Stored entries:
◇ ◇ ◇ ◇ ◇
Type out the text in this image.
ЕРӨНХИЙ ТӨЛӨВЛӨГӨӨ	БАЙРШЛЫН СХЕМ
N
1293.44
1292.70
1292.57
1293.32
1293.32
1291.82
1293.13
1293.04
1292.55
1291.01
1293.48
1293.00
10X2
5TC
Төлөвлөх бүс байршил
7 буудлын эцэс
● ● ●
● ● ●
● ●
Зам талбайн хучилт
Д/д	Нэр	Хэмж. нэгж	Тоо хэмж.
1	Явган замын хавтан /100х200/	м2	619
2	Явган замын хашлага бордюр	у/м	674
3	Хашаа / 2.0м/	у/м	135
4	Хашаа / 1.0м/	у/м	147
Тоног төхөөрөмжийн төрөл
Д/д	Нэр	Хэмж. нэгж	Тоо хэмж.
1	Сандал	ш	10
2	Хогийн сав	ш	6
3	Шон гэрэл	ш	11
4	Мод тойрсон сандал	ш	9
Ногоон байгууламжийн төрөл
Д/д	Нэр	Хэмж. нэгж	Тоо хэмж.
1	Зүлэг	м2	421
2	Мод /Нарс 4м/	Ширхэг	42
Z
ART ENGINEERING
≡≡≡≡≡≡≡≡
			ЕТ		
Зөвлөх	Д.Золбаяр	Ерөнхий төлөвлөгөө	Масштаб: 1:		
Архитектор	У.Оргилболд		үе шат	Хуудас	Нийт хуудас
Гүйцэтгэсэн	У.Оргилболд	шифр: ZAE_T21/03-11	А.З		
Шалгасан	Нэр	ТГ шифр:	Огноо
◇ ◇ ◇ ◇ ◇
Write the material out exactly, with nothing left out.

OUTPUT FOR THIS TASK
Type out the text in this image.
ЕРӨНХИЙ ТӨЛӨВЛӨГӨӨ	БАЙРШЛЫН СХЕМ
N
1293.44
1292.70
1292.57
1293.32
1293.32
1291.82
1293.13
1293.04
1292.55
1291.01
1293.48
1293.00
10X2
5TC
Төлөвлөх бүс байршил
7 буудлын эцэс
● ● ●
● ● ●
● ●
Зам талбайн хучилт
Д/д	Нэр	Хэмж. нэгж	Тоо хэмж.
1	Явган замын хавтан /100х200/	м2	619
2	Явган замын хашлага бордюр	у/м	674
3	Хашаа / 2.0м/	у/м	135
4	Хашаа / 1.0м/	у/м	147
Тоног төхөөрөмжийн төрөл
Д/д	Нэр	Хэмж. нэгж	Тоо хэмж.
1	Сандал	ш	10
2	Хогийн сав	ш	6
3	Шон гэрэл	ш	11
4	Мод тойрсон сандал	ш	9
Ногоон байгууламжийн төрөл
Д/д	Нэр	Хэмж. нэгж	Тоо хэмж.
1	Зүлэг	м2	421
2	Мод /Нарс 4м/	Ширхэг	42
Z
ART ENGINEERING
≡≡≡≡≡≡≡≡
			ЕТ		
Зөвлөх	Д.Золбаяр	Ерөнхий төлөвлөгөө	Масштаб: 1:		
Архитектор	У.Оргилболд		үе шат	Хуудас	Нийт хуудас
Гүйцэтгэсэн	У.Оргилболд	шифр: ZAE_T21/03-11	А.З		
Шалгасан	Нэр	ТГ шифр:	Огноо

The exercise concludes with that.